-------- Source material

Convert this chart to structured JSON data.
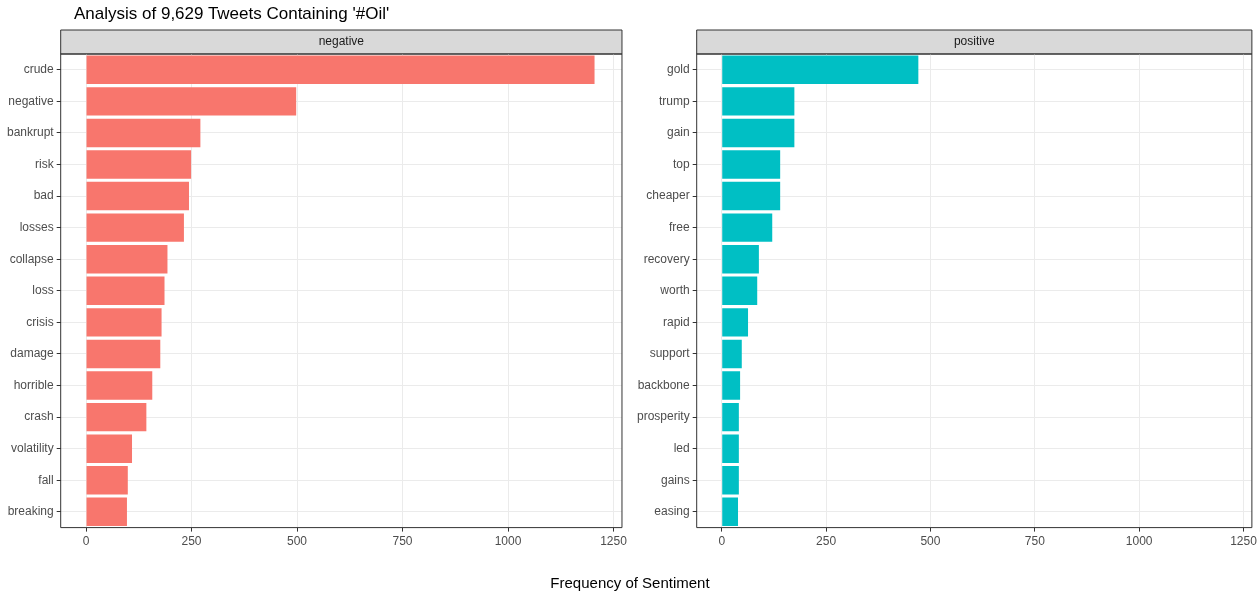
{
  "chart_data": [
    {
      "type": "bar",
      "orientation": "horizontal",
      "title": "Analysis of 9,629 Tweets Containing '#Oil'",
      "subtitle": "negative",
      "xlabel": "Frequency of Sentiment",
      "color": "#f8766d",
      "grid": true,
      "categories": [
        "crude",
        "negative",
        "bankrupt",
        "risk",
        "bad",
        "losses",
        "collapse",
        "loss",
        "crisis",
        "damage",
        "horrible",
        "crash",
        "volatility",
        "fall",
        "breaking"
      ],
      "values": [
        1205,
        498,
        271,
        249,
        244,
        232,
        193,
        186,
        179,
        176,
        157,
        143,
        109,
        99,
        97
      ],
      "xlim": [
        -60,
        1270
      ],
      "xticks": [
        0,
        250,
        500,
        750,
        1000,
        1250
      ]
    },
    {
      "type": "bar",
      "orientation": "horizontal",
      "subtitle": "positive",
      "color": "#00bfc4",
      "grid": true,
      "categories": [
        "gold",
        "trump",
        "gain",
        "top",
        "cheaper",
        "free",
        "recovery",
        "worth",
        "rapid",
        "support",
        "backbone",
        "prosperity",
        "led",
        "gains",
        "easing"
      ],
      "values": [
        471,
        174,
        174,
        140,
        140,
        121,
        89,
        85,
        63,
        48,
        44,
        41,
        41,
        41,
        39
      ],
      "xlim": [
        -60,
        1270
      ],
      "xticks": [
        0,
        250,
        500,
        750,
        1000,
        1250
      ]
    }
  ]
}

----------------

▶ **Aim**
Restate the data above word for word. Do not include the images.

▶ **Response to the task**
Convert this chart to structured JSON data.
{
  "chart_data": [
    {
      "type": "bar",
      "orientation": "horizontal",
      "title": "Analysis of 9,629 Tweets Containing '#Oil'",
      "subtitle": "negative",
      "xlabel": "Frequency of Sentiment",
      "color": "#f8766d",
      "grid": true,
      "categories": [
        "crude",
        "negative",
        "bankrupt",
        "risk",
        "bad",
        "losses",
        "collapse",
        "loss",
        "crisis",
        "damage",
        "horrible",
        "crash",
        "volatility",
        "fall",
        "breaking"
      ],
      "values": [
        1205,
        498,
        271,
        249,
        244,
        232,
        193,
        186,
        179,
        176,
        157,
        143,
        109,
        99,
        97
      ],
      "xlim": [
        -60,
        1270
      ],
      "xticks": [
        0,
        250,
        500,
        750,
        1000,
        1250
      ]
    },
    {
      "type": "bar",
      "orientation": "horizontal",
      "subtitle": "positive",
      "color": "#00bfc4",
      "grid": true,
      "categories": [
        "gold",
        "trump",
        "gain",
        "top",
        "cheaper",
        "free",
        "recovery",
        "worth",
        "rapid",
        "support",
        "backbone",
        "prosperity",
        "led",
        "gains",
        "easing"
      ],
      "values": [
        471,
        174,
        174,
        140,
        140,
        121,
        89,
        85,
        63,
        48,
        44,
        41,
        41,
        41,
        39
      ],
      "xlim": [
        -60,
        1270
      ],
      "xticks": [
        0,
        250,
        500,
        750,
        1000,
        1250
      ]
    }
  ]
}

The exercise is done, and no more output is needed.